**RECORDS SUPPLIED:**

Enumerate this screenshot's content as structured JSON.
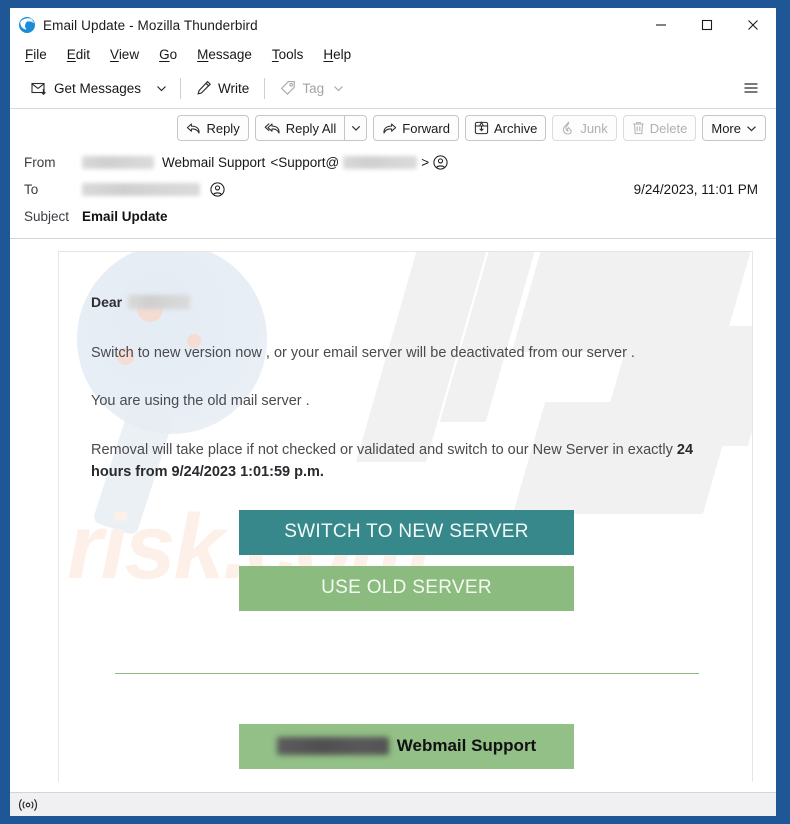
{
  "window": {
    "title": "Email Update - Mozilla Thunderbird",
    "app_icon": "thunderbird-icon",
    "controls": {
      "minimize": "minimize-icon",
      "maximize": "maximize-icon",
      "close": "close-icon"
    }
  },
  "menubar": {
    "items": [
      {
        "label": "File",
        "accesskey": "F"
      },
      {
        "label": "Edit",
        "accesskey": "E"
      },
      {
        "label": "View",
        "accesskey": "V"
      },
      {
        "label": "Go",
        "accesskey": "G"
      },
      {
        "label": "Message",
        "accesskey": "M"
      },
      {
        "label": "Tools",
        "accesskey": "T"
      },
      {
        "label": "Help",
        "accesskey": "H"
      }
    ]
  },
  "toolbar": {
    "get_messages_label": "Get Messages",
    "write_label": "Write",
    "tag_label": "Tag",
    "tag_disabled": true,
    "app_menu_icon": "hamburger-icon"
  },
  "message_actions": [
    {
      "label": "Reply",
      "icon": "reply-icon",
      "disabled": false,
      "split": false
    },
    {
      "label": "Reply All",
      "icon": "reply-all-icon",
      "disabled": false,
      "split": true
    },
    {
      "label": "Forward",
      "icon": "forward-icon",
      "disabled": false,
      "split": false
    },
    {
      "label": "Archive",
      "icon": "archive-icon",
      "disabled": false,
      "split": false
    },
    {
      "label": "Junk",
      "icon": "junk-icon",
      "disabled": true,
      "split": false
    },
    {
      "label": "Delete",
      "icon": "trash-icon",
      "disabled": true,
      "split": false
    },
    {
      "label": "More",
      "icon": "chevron-down-icon",
      "disabled": false,
      "split": false
    }
  ],
  "headers": {
    "from_label": "From",
    "from_display_name": "Webmail Support",
    "from_address_prefix": "<Support@",
    "from_address_suffix": ">",
    "from_redacted": true,
    "to_label": "To",
    "to_redacted": true,
    "subject_label": "Subject",
    "subject_value": "Email Update",
    "date": "9/24/2023, 11:01 PM"
  },
  "email_body": {
    "greeting_label": "Dear",
    "greeting_redacted": true,
    "paragraph_1": "Switch to new version now  , or your email server will be deactivated from our server .",
    "paragraph_2": "You  are using the old  mail server .",
    "paragraph_3_lead": "Removal will take place if not checked or validated and switch to our New Server in exactly ",
    "paragraph_3_bold": "24 hours from 9/24/2023 1:01:59 p.m.",
    "cta_primary": "SWITCH TO NEW SERVER",
    "cta_secondary": "USE OLD SERVER",
    "footer_signature": "Webmail Support",
    "footer_redacted": true,
    "colors": {
      "cta_primary_bg": "#37888a",
      "cta_secondary_bg": "#8cbb80",
      "footer_bg": "#93c087",
      "divider": "#8cbb80"
    },
    "watermark_text": "risk.com"
  },
  "statusbar": {
    "connection_icon": "broadcast-icon"
  }
}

**SHORT EXERCISE:**
Tally the lines of the data that contain the string "true" and report the total alone.

**SOLUTION FOR THIS PROBLEM:**
8